* _TRECHO DO DOCUMENTO_
· · · ·
Se Jean-Jacques não reconhece a obrigação de obediência aos poderes


ilegítimos, ou seja, aos governos despóticos, seria o filósofo um defensor do direito à
revolução democrática? No Segundo discurso, temos uma passagem que deixa clara a
sua posição frente ao dilema da legitimidade das revoluções democráticas:
(...) o déspota só é senhor enquanto é o mais forte e, assim que si pode
expulsá-lo, absolutamente não lhe cabe reclamar contra a violência. A
rebelião que finalmente degola ou destrona um sultão é um ato tão jurídico
quanto aqueles pelos quais ele, na véspera, dispunha das vidas e dos bens de
seus súditos. Só a força o mantinha, só a força o derruba.

No Contrato social, Rousseau nos oferece mais um argumento para legitimar um


levante popular:
“Quando um povo é obrigado a obedecer e o faz, age acertadamente; assim
que pode sacudir esse julgo e o faz, age melhor ainda, porque, recuperando a
liberdade pelo mesmo direito por que lhe arrebataram, ou tem ele o direito de
retomá-la ou não o tinham de subtraí-la”. A ordem social, porém, é um
direito sagrado que serve de base a todos os outros. (ROUSSEAU, 1979, p.
22)
Uma possível interpretação para esta citação de Rousseau nos permite justificar
a legitimidade das revoluções democráticas a partir do ‘direito sagrado’ à ordem social.
· · · ·
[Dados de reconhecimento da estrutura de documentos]
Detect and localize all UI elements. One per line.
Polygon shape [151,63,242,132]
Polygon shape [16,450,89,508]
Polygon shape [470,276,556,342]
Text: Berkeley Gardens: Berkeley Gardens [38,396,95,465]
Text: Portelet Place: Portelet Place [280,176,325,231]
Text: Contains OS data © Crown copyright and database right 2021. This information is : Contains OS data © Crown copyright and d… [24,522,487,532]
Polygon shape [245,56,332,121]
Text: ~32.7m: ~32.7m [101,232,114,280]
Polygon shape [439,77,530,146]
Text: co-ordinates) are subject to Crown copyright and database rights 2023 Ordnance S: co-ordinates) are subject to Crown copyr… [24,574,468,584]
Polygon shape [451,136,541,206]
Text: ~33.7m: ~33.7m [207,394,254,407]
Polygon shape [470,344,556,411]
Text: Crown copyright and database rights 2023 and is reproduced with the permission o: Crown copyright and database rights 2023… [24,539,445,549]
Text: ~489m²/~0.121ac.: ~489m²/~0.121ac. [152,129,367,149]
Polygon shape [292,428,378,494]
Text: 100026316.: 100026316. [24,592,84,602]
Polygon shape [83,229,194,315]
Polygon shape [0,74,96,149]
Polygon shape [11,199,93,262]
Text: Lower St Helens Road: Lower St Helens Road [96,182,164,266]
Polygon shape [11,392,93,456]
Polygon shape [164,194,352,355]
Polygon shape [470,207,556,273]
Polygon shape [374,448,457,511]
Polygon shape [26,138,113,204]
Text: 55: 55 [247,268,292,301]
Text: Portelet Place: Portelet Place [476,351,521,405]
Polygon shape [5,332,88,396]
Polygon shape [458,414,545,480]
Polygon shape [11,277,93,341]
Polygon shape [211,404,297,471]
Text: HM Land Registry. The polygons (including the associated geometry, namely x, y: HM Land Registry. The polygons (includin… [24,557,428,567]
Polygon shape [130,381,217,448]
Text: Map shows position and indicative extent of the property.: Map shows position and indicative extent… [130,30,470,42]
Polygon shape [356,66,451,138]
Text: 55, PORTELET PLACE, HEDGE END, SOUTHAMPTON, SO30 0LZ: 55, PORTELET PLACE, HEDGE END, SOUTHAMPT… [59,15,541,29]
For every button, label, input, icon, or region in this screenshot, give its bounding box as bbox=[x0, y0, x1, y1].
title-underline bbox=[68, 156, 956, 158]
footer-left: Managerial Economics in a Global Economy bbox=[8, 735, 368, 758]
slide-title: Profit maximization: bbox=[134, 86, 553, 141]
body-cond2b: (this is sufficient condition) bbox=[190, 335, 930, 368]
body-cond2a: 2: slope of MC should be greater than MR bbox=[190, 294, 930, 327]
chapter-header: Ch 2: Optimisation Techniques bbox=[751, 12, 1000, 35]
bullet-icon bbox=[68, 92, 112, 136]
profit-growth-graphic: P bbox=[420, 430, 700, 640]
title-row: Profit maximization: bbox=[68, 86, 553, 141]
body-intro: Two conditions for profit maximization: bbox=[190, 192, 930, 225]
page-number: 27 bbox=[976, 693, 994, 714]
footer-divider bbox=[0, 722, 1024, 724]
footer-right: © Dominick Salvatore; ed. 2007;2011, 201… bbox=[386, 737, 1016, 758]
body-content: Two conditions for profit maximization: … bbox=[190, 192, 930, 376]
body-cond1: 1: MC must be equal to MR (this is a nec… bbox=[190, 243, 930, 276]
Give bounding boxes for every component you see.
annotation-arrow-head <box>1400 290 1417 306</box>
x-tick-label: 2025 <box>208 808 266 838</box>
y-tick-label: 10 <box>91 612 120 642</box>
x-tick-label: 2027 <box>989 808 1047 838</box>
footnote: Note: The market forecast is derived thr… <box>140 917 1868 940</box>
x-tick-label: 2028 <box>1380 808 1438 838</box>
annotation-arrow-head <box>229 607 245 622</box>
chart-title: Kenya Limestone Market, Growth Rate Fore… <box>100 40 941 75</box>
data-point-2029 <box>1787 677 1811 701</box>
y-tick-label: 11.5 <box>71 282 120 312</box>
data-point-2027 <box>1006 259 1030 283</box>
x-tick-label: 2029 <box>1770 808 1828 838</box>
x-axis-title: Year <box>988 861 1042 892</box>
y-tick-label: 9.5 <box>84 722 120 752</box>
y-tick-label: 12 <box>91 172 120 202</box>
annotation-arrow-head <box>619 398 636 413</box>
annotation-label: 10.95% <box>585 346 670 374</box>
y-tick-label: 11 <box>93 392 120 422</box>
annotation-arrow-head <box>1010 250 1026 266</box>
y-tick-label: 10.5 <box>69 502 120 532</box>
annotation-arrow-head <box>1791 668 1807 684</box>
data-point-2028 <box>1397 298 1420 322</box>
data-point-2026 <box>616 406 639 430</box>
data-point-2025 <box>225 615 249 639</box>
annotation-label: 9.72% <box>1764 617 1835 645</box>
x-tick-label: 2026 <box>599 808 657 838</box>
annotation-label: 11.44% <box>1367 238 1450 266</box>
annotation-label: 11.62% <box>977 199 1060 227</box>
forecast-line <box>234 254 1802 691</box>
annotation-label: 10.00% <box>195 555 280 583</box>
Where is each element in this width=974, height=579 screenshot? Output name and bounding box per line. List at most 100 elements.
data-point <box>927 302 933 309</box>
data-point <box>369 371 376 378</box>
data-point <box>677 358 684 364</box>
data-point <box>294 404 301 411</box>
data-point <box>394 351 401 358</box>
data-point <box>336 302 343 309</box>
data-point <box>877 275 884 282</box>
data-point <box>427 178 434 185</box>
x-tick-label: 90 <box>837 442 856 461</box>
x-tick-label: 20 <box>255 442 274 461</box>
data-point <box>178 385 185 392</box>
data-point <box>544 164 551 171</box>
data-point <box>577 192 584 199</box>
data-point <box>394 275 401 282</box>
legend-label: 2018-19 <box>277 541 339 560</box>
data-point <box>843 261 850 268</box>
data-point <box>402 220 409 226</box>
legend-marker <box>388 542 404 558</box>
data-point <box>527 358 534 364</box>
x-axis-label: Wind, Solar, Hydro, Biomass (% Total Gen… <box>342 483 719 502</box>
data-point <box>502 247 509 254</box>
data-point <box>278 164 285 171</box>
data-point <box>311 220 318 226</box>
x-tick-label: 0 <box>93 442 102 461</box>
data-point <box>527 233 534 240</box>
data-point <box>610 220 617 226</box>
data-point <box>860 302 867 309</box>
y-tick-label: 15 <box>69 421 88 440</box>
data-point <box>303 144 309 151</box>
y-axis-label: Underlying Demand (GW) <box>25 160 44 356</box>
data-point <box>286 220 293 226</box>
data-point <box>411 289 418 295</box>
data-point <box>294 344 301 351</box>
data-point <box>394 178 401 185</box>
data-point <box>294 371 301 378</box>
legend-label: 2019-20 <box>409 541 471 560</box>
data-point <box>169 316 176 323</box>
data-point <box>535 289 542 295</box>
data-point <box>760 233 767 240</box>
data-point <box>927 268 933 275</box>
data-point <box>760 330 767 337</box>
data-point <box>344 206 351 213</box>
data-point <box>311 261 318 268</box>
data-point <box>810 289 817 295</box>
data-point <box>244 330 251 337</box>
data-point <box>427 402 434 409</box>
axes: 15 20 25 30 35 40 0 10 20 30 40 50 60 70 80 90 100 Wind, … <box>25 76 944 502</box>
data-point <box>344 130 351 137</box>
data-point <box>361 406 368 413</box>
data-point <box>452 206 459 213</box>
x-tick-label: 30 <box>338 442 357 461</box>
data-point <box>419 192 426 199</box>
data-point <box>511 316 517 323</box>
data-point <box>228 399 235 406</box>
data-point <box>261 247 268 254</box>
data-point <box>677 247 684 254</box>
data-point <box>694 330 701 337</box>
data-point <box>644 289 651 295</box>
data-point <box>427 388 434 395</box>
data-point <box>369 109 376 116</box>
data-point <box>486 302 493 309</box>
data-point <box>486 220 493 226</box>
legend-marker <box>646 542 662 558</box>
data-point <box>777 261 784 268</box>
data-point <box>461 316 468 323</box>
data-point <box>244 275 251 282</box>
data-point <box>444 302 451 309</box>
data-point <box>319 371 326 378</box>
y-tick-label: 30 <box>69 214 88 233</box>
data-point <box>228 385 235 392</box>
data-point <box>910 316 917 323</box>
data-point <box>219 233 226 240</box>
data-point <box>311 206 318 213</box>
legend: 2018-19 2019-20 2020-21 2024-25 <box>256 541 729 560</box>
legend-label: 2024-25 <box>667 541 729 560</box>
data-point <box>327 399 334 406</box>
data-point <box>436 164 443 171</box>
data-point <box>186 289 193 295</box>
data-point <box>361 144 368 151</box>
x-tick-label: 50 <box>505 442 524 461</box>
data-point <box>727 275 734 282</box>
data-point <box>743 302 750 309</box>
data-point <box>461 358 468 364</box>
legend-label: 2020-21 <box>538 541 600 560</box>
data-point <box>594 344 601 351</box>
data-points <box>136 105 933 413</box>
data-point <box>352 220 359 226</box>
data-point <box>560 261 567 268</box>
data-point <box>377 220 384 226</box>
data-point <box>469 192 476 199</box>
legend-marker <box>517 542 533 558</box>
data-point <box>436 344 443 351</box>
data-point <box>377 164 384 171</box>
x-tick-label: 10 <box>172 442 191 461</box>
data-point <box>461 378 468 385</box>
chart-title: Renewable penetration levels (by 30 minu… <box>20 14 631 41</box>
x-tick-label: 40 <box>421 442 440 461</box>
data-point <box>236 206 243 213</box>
· · · ·
* _TAREFA A_
Reescreva de forma mais curta o parágrafo do trecho sobre Rousseau que começa com "Se Jean-Jacques não reconhece", preservando os fatos principais.
* _TAREFA B_
Liste todas as expressões que o trecho sobre Rousseau usa para designar o poder despótico ou quem o exerce.
* _TAREFA C_
Continue o trecho sobre Rousseau a partir da última frase apresentada.

* _RESPOSTA A_
Se Jean-Jacques não admite o dever de obedecer a poderes ilegítimos, isto é, a governos despóticos, defenderia ele o direito à revolução democrática? Uma passagem do Segundo discurso deixa clara sua posição sobre a legitimidade dessas revoluções.

* _RESPOSTA B_
- poderes ilegítimos
- governos despóticos
- déspota
- sultão

* _RESPOSTA C_
Com base nesta premissa, os povos que se reconhecem livres teriam então o direito de
recuperar a liberdade que lhes foi subtraída por seus tiranos para instituir uma nova
ordem social, onde a soberania popular e a vontade geral pudessem ser resguardadas por
governos legitimamente constituídos.

Conclusão

Um dos principais fundamentos do sistema político-filosófico de Rousseau é a


noção de liberdade natural, compreendida como um elemento essencial da condição
humana. Partindo da liberdade natural para a liberdade política, o filósofo de genebra
prescreve o modelo de organização civil que nos serviu, neste trabalho, como critério de
medida para questionar a legitimidade de governos despóticos e, consequentemente, de
movimentos sociais que se rebelam para destituir os tiranos do poder e instaurar a
democracia.
Vimos então que, à luz do pensamento de Rousseau, apenas podemos considerar
legítimo o poder civil constituído pela soberania popular. O corpo soberano, através da
vontade geral, legisla sobre o bem comum e institui o governo para executar
exclusivamente o que prescreve esta vontade, assegurando, assim, a liberdade política,
artificialmente criada pelo contrato social. Por esta via, procuramos demonstrar porque
Rousseau considera ilegítimos os governos despóticos, a quem, consequentemente, não
se tem a obrigação de obedecer. Ademais, identificamos no que Rousseau chama de
“direito sagrado’ – o direito à ordem social – os desdobramentos dos fundamentos
éticos, políticos e filosóficos que procurávamos para justificar as revoluções
democráticas.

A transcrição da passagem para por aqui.